Top of Data to use
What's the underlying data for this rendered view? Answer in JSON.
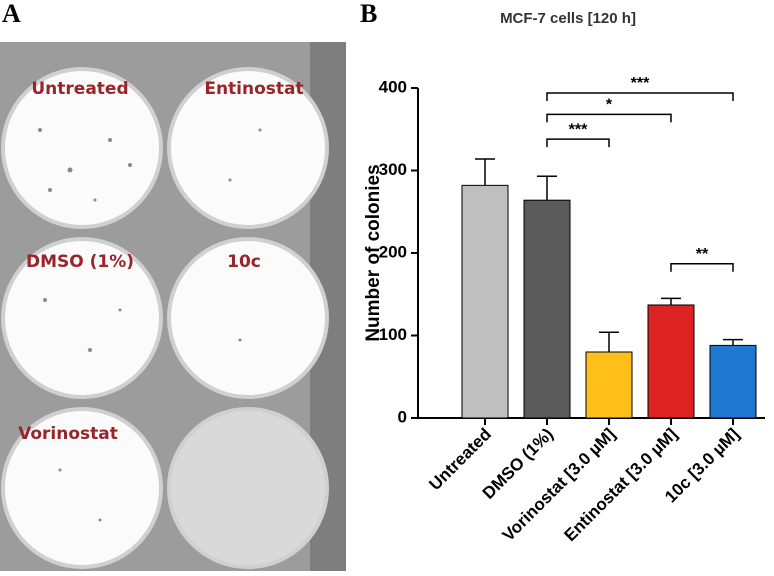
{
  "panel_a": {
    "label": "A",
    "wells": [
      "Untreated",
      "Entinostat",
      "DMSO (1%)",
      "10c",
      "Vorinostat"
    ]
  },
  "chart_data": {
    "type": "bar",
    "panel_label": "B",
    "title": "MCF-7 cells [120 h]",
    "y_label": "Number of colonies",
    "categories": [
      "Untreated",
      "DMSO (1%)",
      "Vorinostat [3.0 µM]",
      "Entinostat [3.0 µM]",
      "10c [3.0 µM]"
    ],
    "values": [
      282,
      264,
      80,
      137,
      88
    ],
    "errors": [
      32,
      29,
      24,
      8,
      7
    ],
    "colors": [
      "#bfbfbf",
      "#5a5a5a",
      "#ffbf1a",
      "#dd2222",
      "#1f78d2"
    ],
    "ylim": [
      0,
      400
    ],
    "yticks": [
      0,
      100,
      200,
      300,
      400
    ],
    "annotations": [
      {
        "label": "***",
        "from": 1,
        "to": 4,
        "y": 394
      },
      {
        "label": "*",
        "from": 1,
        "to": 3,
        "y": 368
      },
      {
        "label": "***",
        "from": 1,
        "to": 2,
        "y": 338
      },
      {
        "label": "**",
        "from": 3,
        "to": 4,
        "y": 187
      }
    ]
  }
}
Bottom of Data to use
- [Problem to work on] Could you copy the listing above exactly, without its pictures?

- [Answer to the problem]
What's the underlying data for this rendered view? Answer in JSON.
{
  "panel_a": {
    "label": "A",
    "wells": [
      "Untreated",
      "Entinostat",
      "DMSO (1%)",
      "10c",
      "Vorinostat"
    ]
  },
  "chart_data": {
    "type": "bar",
    "panel_label": "B",
    "title": "MCF-7 cells [120 h]",
    "y_label": "Number of colonies",
    "categories": [
      "Untreated",
      "DMSO (1%)",
      "Vorinostat [3.0 µM]",
      "Entinostat [3.0 µM]",
      "10c [3.0 µM]"
    ],
    "values": [
      282,
      264,
      80,
      137,
      88
    ],
    "errors": [
      32,
      29,
      24,
      8,
      7
    ],
    "colors": [
      "#bfbfbf",
      "#5a5a5a",
      "#ffbf1a",
      "#dd2222",
      "#1f78d2"
    ],
    "ylim": [
      0,
      400
    ],
    "yticks": [
      0,
      100,
      200,
      300,
      400
    ],
    "annotations": [
      {
        "label": "***",
        "from": 1,
        "to": 4,
        "y": 394
      },
      {
        "label": "*",
        "from": 1,
        "to": 3,
        "y": 368
      },
      {
        "label": "***",
        "from": 1,
        "to": 2,
        "y": 338
      },
      {
        "label": "**",
        "from": 3,
        "to": 4,
        "y": 187
      }
    ]
  }
}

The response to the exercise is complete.